DATA SHOWN:
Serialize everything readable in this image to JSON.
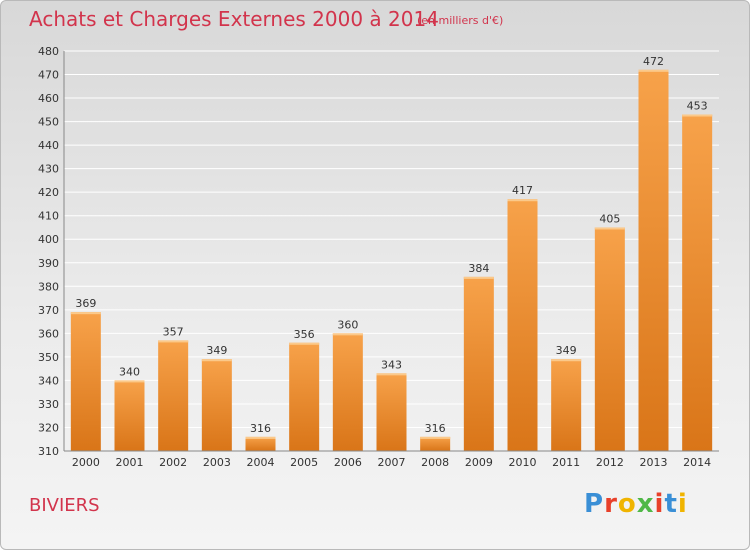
{
  "header": {
    "title": "Achats et Charges Externes 2000 à 2014",
    "subtitle": "(en milliers d'€)"
  },
  "footer": {
    "place": "BIVIERS",
    "logo_text": "Proxiti"
  },
  "colors": {
    "title": "#d2344c",
    "bar_top": "#f7a24a",
    "bar_bottom": "#d97518",
    "logo_letters": [
      "#3a8fd6",
      "#e8402a",
      "#f0b400",
      "#50b848",
      "#e8402a",
      "#3a8fd6",
      "#f0b400"
    ]
  },
  "chart_data": {
    "type": "bar",
    "title": "Achats et Charges Externes 2000 à 2014",
    "subtitle": "(en milliers d'€)",
    "categories": [
      "2000",
      "2001",
      "2002",
      "2003",
      "2004",
      "2005",
      "2006",
      "2007",
      "2008",
      "2009",
      "2010",
      "2011",
      "2012",
      "2013",
      "2014"
    ],
    "values": [
      369,
      340,
      357,
      349,
      316,
      356,
      360,
      343,
      316,
      384,
      417,
      349,
      405,
      472,
      453
    ],
    "ylim": [
      310,
      480
    ],
    "yticks": [
      310,
      320,
      330,
      340,
      350,
      360,
      370,
      380,
      390,
      400,
      410,
      420,
      430,
      440,
      450,
      460,
      470,
      480
    ],
    "grid": true,
    "data_labels": true
  }
}
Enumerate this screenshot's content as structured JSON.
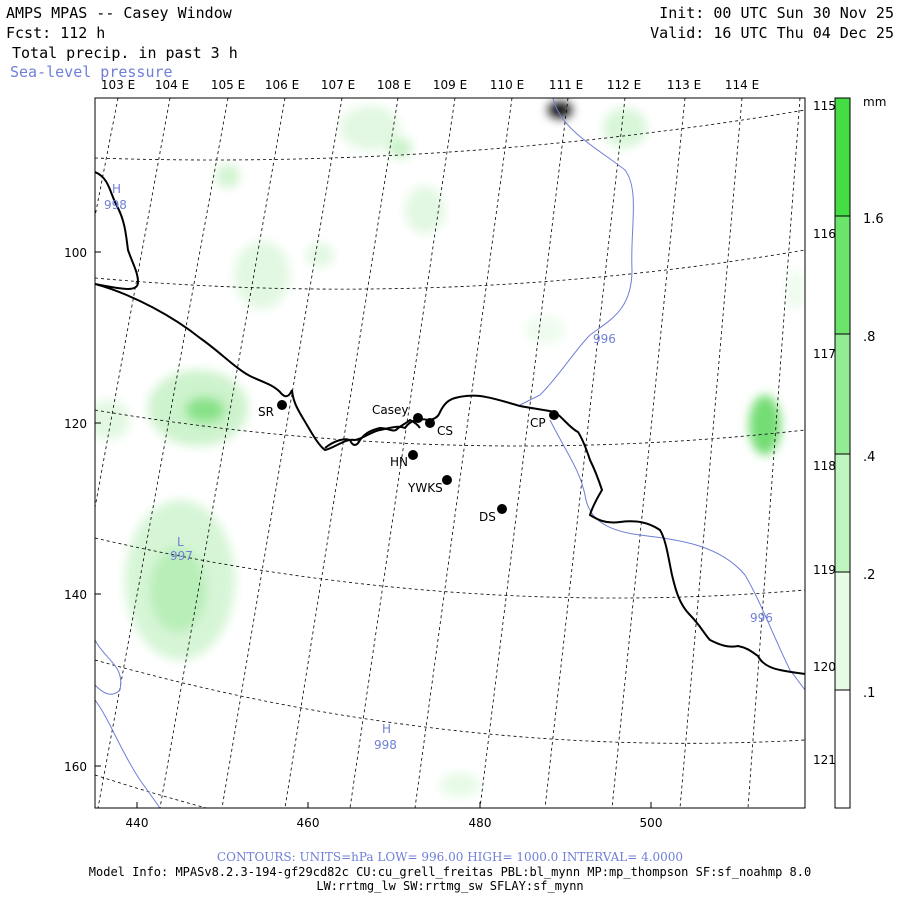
{
  "header": {
    "title": "AMPS MPAS -- Casey Window",
    "forecast": "Fcst: 112 h",
    "field1": "Total precip. in past 3 h",
    "field2": "Sea-level pressure",
    "init": "Init: 00 UTC Sun 30 Nov 25",
    "valid": "Valid: 16 UTC Thu 04 Dec 25"
  },
  "map": {
    "top_lon_labels": [
      "103 E",
      "104 E",
      "105 E",
      "106 E",
      "107 E",
      "108 E",
      "109 E",
      "110 E",
      "111 E",
      "112 E",
      "113 E",
      "114 E"
    ],
    "right_lon_labels": [
      "115 E",
      "116 E",
      "117 E",
      "118 E",
      "119 E",
      "120 E",
      "121 E"
    ],
    "x_ticks": [
      "440",
      "460",
      "480",
      "500"
    ],
    "y_ticks": [
      "100",
      "120",
      "140",
      "160"
    ],
    "stations": [
      {
        "name": "SR"
      },
      {
        "name": "Casey"
      },
      {
        "name": "CS"
      },
      {
        "name": "CP"
      },
      {
        "name": "HN"
      },
      {
        "name": "YWKS"
      },
      {
        "name": "DS"
      }
    ],
    "pressure_labels": [
      {
        "type": "H",
        "value": "998"
      },
      {
        "type": "",
        "value": "996"
      },
      {
        "type": "L",
        "value": "997"
      },
      {
        "type": "",
        "value": "996"
      },
      {
        "type": "H",
        "value": "998"
      }
    ]
  },
  "colorbar": {
    "unit": "mm",
    "labels": [
      "1.6",
      ".8",
      ".4",
      ".2",
      ".1"
    ],
    "colors": [
      "#44dd44",
      "#6ce46c",
      "#93ec93",
      "#bef5be",
      "#e6fbe6",
      "#ffffff"
    ]
  },
  "footer": {
    "contours": "CONTOURS: UNITS=hPa LOW= 996.00 HIGH= 1000.0 INTERVAL= 4.0000",
    "model_info": "Model Info: MPASv8.2.3-194-gf29cd82c CU:cu_grell_freitas PBL:bl_mynn MP:mp_thompson SF:sf_noahmp 8.0",
    "physics": "LW:rrtmg_lw SW:rrtmg_sw SFLAY:sf_mynn"
  },
  "colors": {
    "contour": "#6f7fd6",
    "precip_light": "#e2f8e2",
    "precip_mid": "#b9efb9",
    "precip_strong": "#7fe07f"
  }
}
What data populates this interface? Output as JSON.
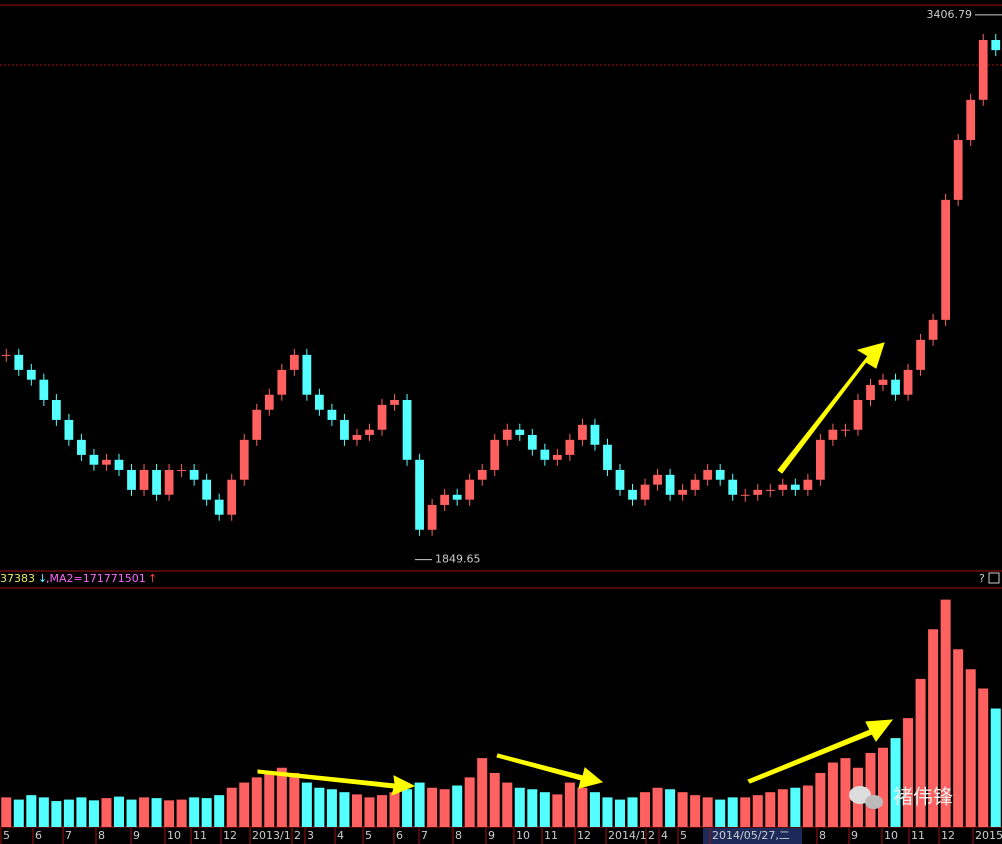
{
  "chart_data": {
    "type": "candlestick",
    "closes": [
      2435,
      2392,
      2364,
      2306,
      2249,
      2192,
      2149,
      2121,
      2135,
      2106,
      2049,
      2106,
      2035,
      2106,
      2106,
      2078,
      2021,
      1978,
      2078,
      2192,
      2278,
      2321,
      2392,
      2435,
      2321,
      2278,
      2249,
      2192,
      2206,
      2221,
      2292,
      2306,
      2135,
      1935,
      2006,
      2035,
      2021,
      2078,
      2106,
      2192,
      2221,
      2206,
      2164,
      2135,
      2149,
      2192,
      2235,
      2178,
      2106,
      2049,
      2021,
      2064,
      2092,
      2035,
      2049,
      2078,
      2106,
      2078,
      2035,
      2035,
      2049,
      2049,
      2064,
      2049,
      2078,
      2192,
      2221,
      2221,
      2306,
      2349,
      2364,
      2321,
      2392,
      2478,
      2535,
      2878,
      3049,
      3164,
      3335,
      3306
    ],
    "volumes": [
      40000000,
      37000000,
      43000000,
      40000000,
      35000000,
      37000000,
      40000000,
      36000000,
      39000000,
      41000000,
      37000000,
      40000000,
      39000000,
      36000000,
      37000000,
      40000000,
      39000000,
      43000000,
      53000000,
      60000000,
      67000000,
      73000000,
      80000000,
      73000000,
      60000000,
      53000000,
      51000000,
      47000000,
      44000000,
      40000000,
      43000000,
      47000000,
      51000000,
      60000000,
      53000000,
      51000000,
      56000000,
      67000000,
      93000000,
      73000000,
      60000000,
      53000000,
      51000000,
      47000000,
      44000000,
      60000000,
      53000000,
      47000000,
      40000000,
      37000000,
      40000000,
      47000000,
      53000000,
      51000000,
      47000000,
      43000000,
      40000000,
      37000000,
      40000000,
      40000000,
      43000000,
      47000000,
      51000000,
      53000000,
      56000000,
      73000000,
      87000000,
      93000000,
      80000000,
      100000000,
      107000000,
      120000000,
      147000000,
      200000000,
      267000000,
      307000000,
      240000000,
      213000000,
      187000000,
      160000000
    ],
    "ylim": [
      1820,
      3435
    ],
    "vlim": [
      0,
      320000000
    ],
    "high_label": 3406.79,
    "low_label": 1849.65,
    "vol_text": "37383",
    "vol_arrow": "↓",
    "ma2_text": ",MA2=171771501",
    "ma2_arrow": "↑",
    "help": "?",
    "x_labels": [
      "5",
      "6",
      "7",
      "8",
      "9",
      "10",
      "11",
      "12",
      "2013/1",
      "2",
      "3",
      "4",
      "5",
      "6",
      "7",
      "8",
      "9",
      "10",
      "11",
      "12",
      "2014/1",
      "2",
      "4",
      "5",
      "2014/05/27,二",
      "8",
      "9",
      "10",
      "11",
      "12",
      "2015"
    ],
    "up_color": "#ff6060",
    "down_color": "#54ffff",
    "watermark": "褚伟锋"
  }
}
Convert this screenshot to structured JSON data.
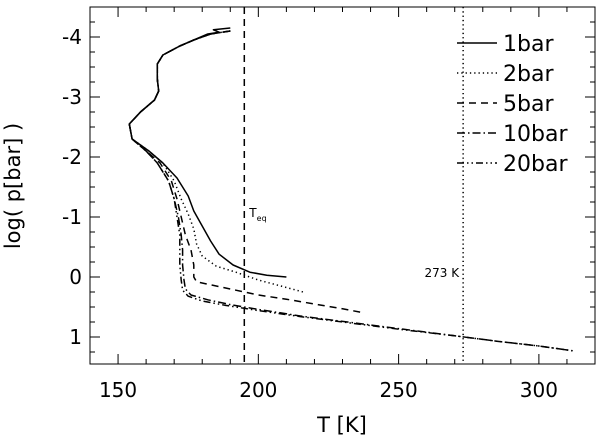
{
  "chart_data": {
    "type": "line",
    "title": "",
    "xlabel": "T [K]",
    "ylabel": "log( p[bar] )",
    "xlim": [
      140,
      320
    ],
    "ylim": [
      1.45,
      -4.5
    ],
    "y_inverted": true,
    "x_ticks": [
      150,
      200,
      250,
      300
    ],
    "y_ticks": [
      -4,
      -3,
      -2,
      -1,
      0,
      1
    ],
    "grid": false,
    "legend_position": "top-right",
    "series": [
      {
        "name": "1bar",
        "dash": "solid",
        "points": [
          [
            190,
            -4.15
          ],
          [
            184,
            -4.12
          ],
          [
            186,
            -4.08
          ],
          [
            182,
            -4.05
          ],
          [
            177,
            -3.95
          ],
          [
            172,
            -3.85
          ],
          [
            166,
            -3.7
          ],
          [
            164,
            -3.55
          ],
          [
            164,
            -3.3
          ],
          [
            164.5,
            -3.1
          ],
          [
            163,
            -2.95
          ],
          [
            158,
            -2.75
          ],
          [
            154,
            -2.55
          ],
          [
            155,
            -2.3
          ],
          [
            161,
            -2.1
          ],
          [
            166,
            -1.9
          ],
          [
            171,
            -1.65
          ],
          [
            175,
            -1.35
          ],
          [
            177,
            -1.1
          ],
          [
            180,
            -0.85
          ],
          [
            183,
            -0.6
          ],
          [
            186,
            -0.38
          ],
          [
            191,
            -0.2
          ],
          [
            197,
            -0.08
          ],
          [
            203,
            -0.03
          ],
          [
            210,
            0.0
          ]
        ]
      },
      {
        "name": "2bar",
        "dash": "dotted",
        "points": [
          [
            190,
            -4.1
          ],
          [
            183,
            -4.05
          ],
          [
            177,
            -3.95
          ],
          [
            172,
            -3.85
          ],
          [
            166,
            -3.7
          ],
          [
            164,
            -3.55
          ],
          [
            164,
            -3.3
          ],
          [
            164.5,
            -3.1
          ],
          [
            163,
            -2.95
          ],
          [
            158,
            -2.75
          ],
          [
            154,
            -2.55
          ],
          [
            155,
            -2.3
          ],
          [
            161,
            -2.1
          ],
          [
            166,
            -1.9
          ],
          [
            170,
            -1.6
          ],
          [
            172.5,
            -1.3
          ],
          [
            175,
            -1.05
          ],
          [
            177,
            -0.8
          ],
          [
            178,
            -0.55
          ],
          [
            180,
            -0.35
          ],
          [
            185,
            -0.18
          ],
          [
            192,
            -0.08
          ],
          [
            200,
            0.05
          ],
          [
            208,
            0.15
          ],
          [
            216,
            0.25
          ]
        ]
      },
      {
        "name": "5bar",
        "dash": "dashed",
        "points": [
          [
            190,
            -4.1
          ],
          [
            183,
            -4.05
          ],
          [
            177,
            -3.95
          ],
          [
            172,
            -3.85
          ],
          [
            166,
            -3.7
          ],
          [
            164,
            -3.55
          ],
          [
            164,
            -3.3
          ],
          [
            164.5,
            -3.1
          ],
          [
            163,
            -2.95
          ],
          [
            158,
            -2.75
          ],
          [
            154,
            -2.55
          ],
          [
            155,
            -2.3
          ],
          [
            160,
            -2.1
          ],
          [
            165,
            -1.9
          ],
          [
            169,
            -1.6
          ],
          [
            171,
            -1.3
          ],
          [
            172.5,
            -1.0
          ],
          [
            174,
            -0.7
          ],
          [
            176,
            -0.45
          ],
          [
            177,
            -0.2
          ],
          [
            177,
            0.0
          ],
          [
            178,
            0.08
          ],
          [
            184,
            0.14
          ],
          [
            192,
            0.22
          ],
          [
            200,
            0.3
          ],
          [
            210,
            0.37
          ],
          [
            220,
            0.45
          ],
          [
            230,
            0.53
          ],
          [
            238,
            0.6
          ]
        ]
      },
      {
        "name": "10bar",
        "dash": "dash-dot",
        "points": [
          [
            190,
            -4.1
          ],
          [
            183,
            -4.05
          ],
          [
            177,
            -3.95
          ],
          [
            172,
            -3.85
          ],
          [
            166,
            -3.7
          ],
          [
            164,
            -3.55
          ],
          [
            164,
            -3.3
          ],
          [
            164.5,
            -3.1
          ],
          [
            163,
            -2.95
          ],
          [
            158,
            -2.75
          ],
          [
            154,
            -2.55
          ],
          [
            155,
            -2.3
          ],
          [
            160,
            -2.1
          ],
          [
            164,
            -1.9
          ],
          [
            168,
            -1.6
          ],
          [
            170,
            -1.3
          ],
          [
            171.5,
            -1.0
          ],
          [
            172.5,
            -0.7
          ],
          [
            173,
            -0.45
          ],
          [
            173,
            -0.2
          ],
          [
            173.5,
            0.05
          ],
          [
            174,
            0.2
          ],
          [
            176,
            0.3
          ],
          [
            182,
            0.38
          ],
          [
            190,
            0.46
          ],
          [
            200,
            0.54
          ],
          [
            215,
            0.65
          ],
          [
            230,
            0.74
          ],
          [
            250,
            0.86
          ],
          [
            270,
            0.98
          ],
          [
            285,
            1.07
          ],
          [
            300,
            1.15
          ],
          [
            312,
            1.23
          ]
        ]
      },
      {
        "name": "20bar",
        "dash": "dash-dot-dot",
        "points": [
          [
            190,
            -4.1
          ],
          [
            183,
            -4.05
          ],
          [
            177,
            -3.95
          ],
          [
            172,
            -3.85
          ],
          [
            166,
            -3.7
          ],
          [
            164,
            -3.55
          ],
          [
            164,
            -3.3
          ],
          [
            164.5,
            -3.1
          ],
          [
            163,
            -2.95
          ],
          [
            158,
            -2.75
          ],
          [
            154,
            -2.55
          ],
          [
            155,
            -2.3
          ],
          [
            160,
            -2.1
          ],
          [
            164,
            -1.9
          ],
          [
            168,
            -1.6
          ],
          [
            170,
            -1.3
          ],
          [
            171,
            -1.0
          ],
          [
            172,
            -0.7
          ],
          [
            172,
            -0.45
          ],
          [
            172,
            -0.2
          ],
          [
            172.5,
            0.05
          ],
          [
            173,
            0.22
          ],
          [
            175,
            0.32
          ],
          [
            180,
            0.4
          ],
          [
            188,
            0.47
          ],
          [
            200,
            0.56
          ],
          [
            215,
            0.66
          ],
          [
            230,
            0.75
          ],
          [
            250,
            0.87
          ],
          [
            270,
            0.98
          ],
          [
            285,
            1.07
          ],
          [
            300,
            1.15
          ],
          [
            312,
            1.23
          ]
        ]
      }
    ],
    "reference_lines": [
      {
        "x": 195,
        "label": "T",
        "subscript": "eq",
        "label_y": -1.0,
        "dash": "dashed"
      },
      {
        "x": 273,
        "label": "273 K",
        "label_y": 0.0,
        "dash": "dotted"
      }
    ]
  }
}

EXERCISE TASK:
Look for the word "true" in every line of the listing and copy the lines that have it.

ANSWER IN FULL:
    "grid": true,
    "data_labels": true
    "y_inverted": true,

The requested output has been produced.